▶ _TASK INSTRUCTIONS_
Report how many lines include the word "Copy", and nothing besides that number.

*** SUPPLIED ENTRIES ***

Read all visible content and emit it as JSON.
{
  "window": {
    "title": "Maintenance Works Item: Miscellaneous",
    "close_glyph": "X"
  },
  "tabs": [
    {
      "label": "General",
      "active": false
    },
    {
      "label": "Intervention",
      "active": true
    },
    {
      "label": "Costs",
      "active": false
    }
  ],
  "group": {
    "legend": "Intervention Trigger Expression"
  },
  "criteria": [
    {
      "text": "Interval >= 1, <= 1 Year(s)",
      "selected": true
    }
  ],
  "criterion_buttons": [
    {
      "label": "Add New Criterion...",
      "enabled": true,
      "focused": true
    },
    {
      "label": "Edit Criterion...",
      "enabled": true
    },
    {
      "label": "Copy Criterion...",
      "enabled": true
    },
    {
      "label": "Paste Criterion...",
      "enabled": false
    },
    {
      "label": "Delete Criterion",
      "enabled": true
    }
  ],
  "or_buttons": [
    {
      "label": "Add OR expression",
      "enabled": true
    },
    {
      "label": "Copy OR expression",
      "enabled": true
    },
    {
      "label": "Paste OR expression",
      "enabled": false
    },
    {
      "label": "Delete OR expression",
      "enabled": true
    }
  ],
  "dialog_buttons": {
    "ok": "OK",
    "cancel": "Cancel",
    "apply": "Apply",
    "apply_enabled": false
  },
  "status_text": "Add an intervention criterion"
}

***

▶ _RESPONSE TO THIS TASK_
2